__Dataset items__.

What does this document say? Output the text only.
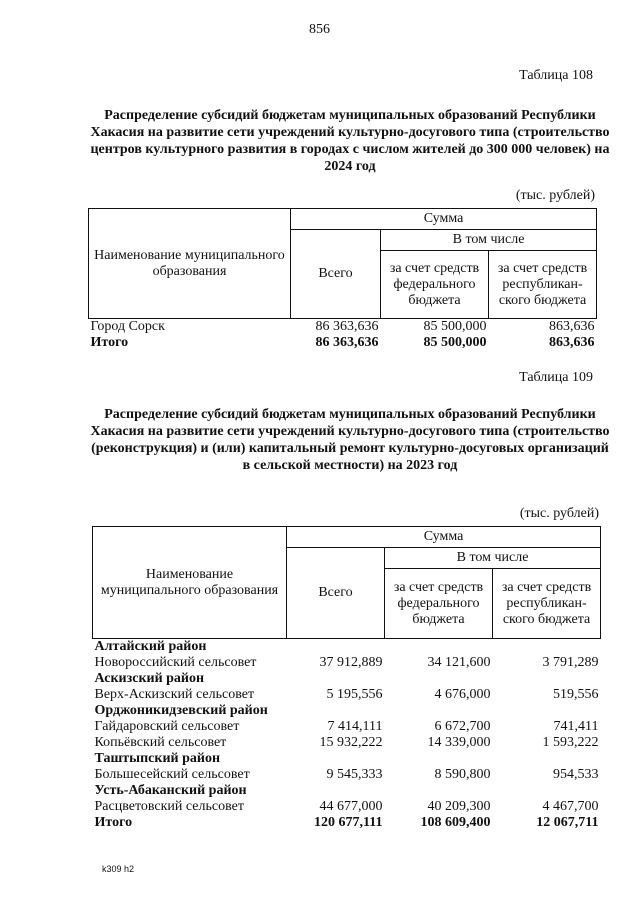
856
Таблица 108

Распределение субсидий бюджетам муниципальных образований Республики Хакасия на развитие сети учреждений культурно-досугового типа (строительство центров культурного развития в городах с числом жителей до 300 000 человек) на 2024 год

(тыс. рублей)
Наименование муниципального образования	Сумма		
	Всего	В том числе	
		за счет средств федерального бюджета	за счет средств республикан-ского бюджета
Город Сорск	86 363,636	85 500,000	863,636
Итого	86 363,636	85 500,000	863,636
Таблица 109

Распределение субсидий бюджетам муниципальных образований Республики Хакасия на развитие сети учреждений культурно-досугового типа (строительство (реконструкция) и (или) капитальный ремонт культурно-досуговых организаций в сельской местности) на 2023 год

(тыс. рублей)
Наименование муниципального образования	Сумма		
	Всего	В том числе	
		за счет средств федерального бюджета	за счет средств республикан-ского бюджета
Алтайский район			
Новороссийский сельсовет	37 912,889	34 121,600	3 791,289
Аскизский район			
Верх-Аскизский сельсовет	5 195,556	4 676,000	519,556
Орджоникидзевский район			
Гайдаровский сельсовет	7 414,111	6 672,700	741,411
Копьёвский сельсовет	15 932,222	14 339,000	1 593,222
Таштыпский район			
Большесейский сельсовет	9 545,333	8 590,800	954,533
Усть-Абаканский район			
Расцветовский сельсовет	44 677,000	40 209,300	4 467,700
Итого	120 677,111	108 609,400	12 067,711
k309 h2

__Your instructions__. Omit the pictures. Output every record above word for word.

__Task response__.
What does this document say? Output the text only.
856
Таблица 108

Распределение субсидий бюджетам муниципальных образований Республики Хакасия на развитие сети учреждений культурно-досугового типа (строительство центров культурного развития в городах с числом жителей до 300 000 человек) на 2024 год

(тыс. рублей)
Наименование муниципального образования	Сумма		
	Всего	В том числе	
		за счет средств федерального бюджета	за счет средств республикан-ского бюджета
Город Сорск	86 363,636	85 500,000	863,636
Итого	86 363,636	85 500,000	863,636
Таблица 109

Распределение субсидий бюджетам муниципальных образований Республики Хакасия на развитие сети учреждений культурно-досугового типа (строительство (реконструкция) и (или) капитальный ремонт культурно-досуговых организаций в сельской местности) на 2023 год

(тыс. рублей)
Наименование муниципального образования	Сумма		
	Всего	В том числе	
		за счет средств федерального бюджета	за счет средств республикан-ского бюджета
Алтайский район			
Новороссийский сельсовет	37 912,889	34 121,600	3 791,289
Аскизский район			
Верх-Аскизский сельсовет	5 195,556	4 676,000	519,556
Орджоникидзевский район			
Гайдаровский сельсовет	7 414,111	6 672,700	741,411
Копьёвский сельсовет	15 932,222	14 339,000	1 593,222
Таштыпский район			
Большесейский сельсовет	9 545,333	8 590,800	954,533
Усть-Абаканский район			
Расцветовский сельсовет	44 677,000	40 209,300	4 467,700
Итого	120 677,111	108 609,400	12 067,711
k309 h2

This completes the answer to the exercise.